Instructions for the task: Gather all lines in the entries below that include the word "Mean".
— Begin —
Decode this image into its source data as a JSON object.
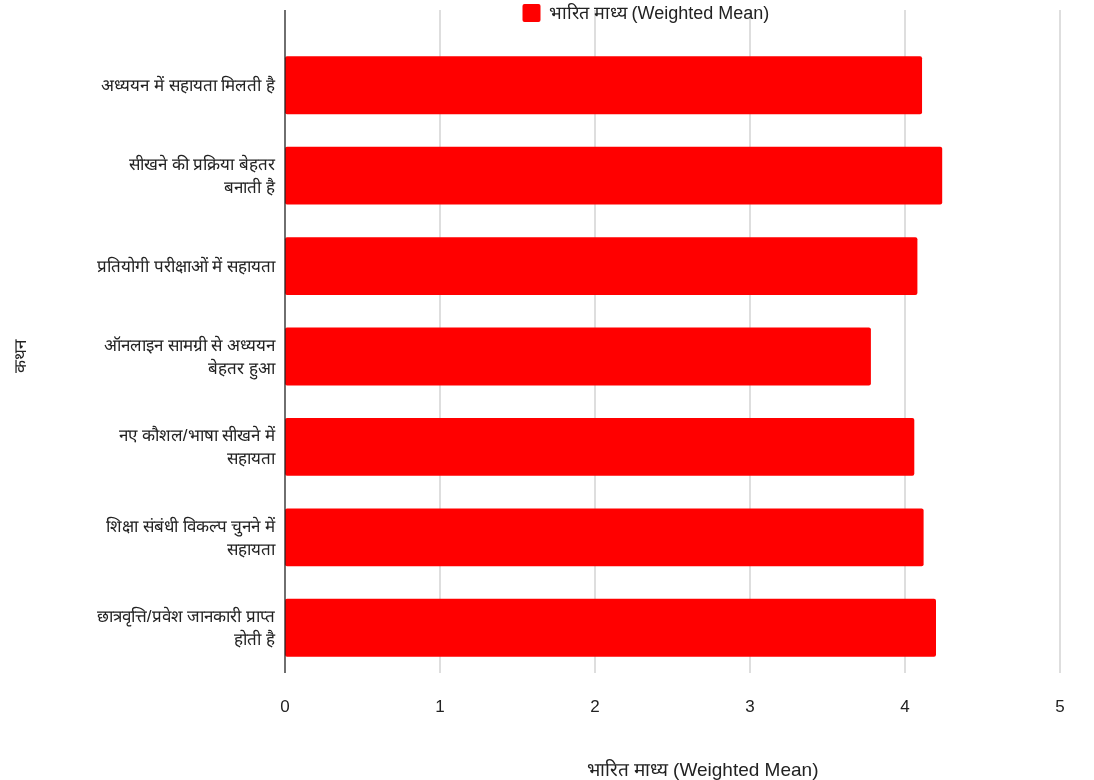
{
  "chart_data": {
    "type": "bar",
    "orientation": "horizontal",
    "xlabel": "भारित माध्य (Weighted Mean)",
    "ylabel": "कथन",
    "categories": [
      "अध्ययन में सहायता मिलती है",
      "सीखने की प्रक्रिया बेहतर बनाती है",
      "प्रतियोगी परीक्षाओं में सहायता",
      "ऑनलाइन सामग्री से अध्ययन बेहतर हुआ",
      "नए कौशल/भाषा सीखने में सहायता",
      "शिक्षा संबंधी विकल्प चुनने में सहायता",
      "छात्रवृत्ति/प्रवेश जानकारी प्राप्त होती है"
    ],
    "series": [
      {
        "name": "भारित माध्य (Weighted Mean)",
        "color": "#ff0000",
        "values": [
          4.11,
          4.24,
          4.08,
          3.78,
          4.06,
          4.12,
          4.2
        ]
      }
    ],
    "xlim": [
      0,
      5
    ],
    "xticks": [
      0,
      1,
      2,
      3,
      4,
      5
    ],
    "grid": "x",
    "legend": "top"
  }
}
— End —
Output for this task:
    "xlabel": "भारित माध्य (Weighted Mean)",
        "name": "भारित माध्य (Weighted Mean)",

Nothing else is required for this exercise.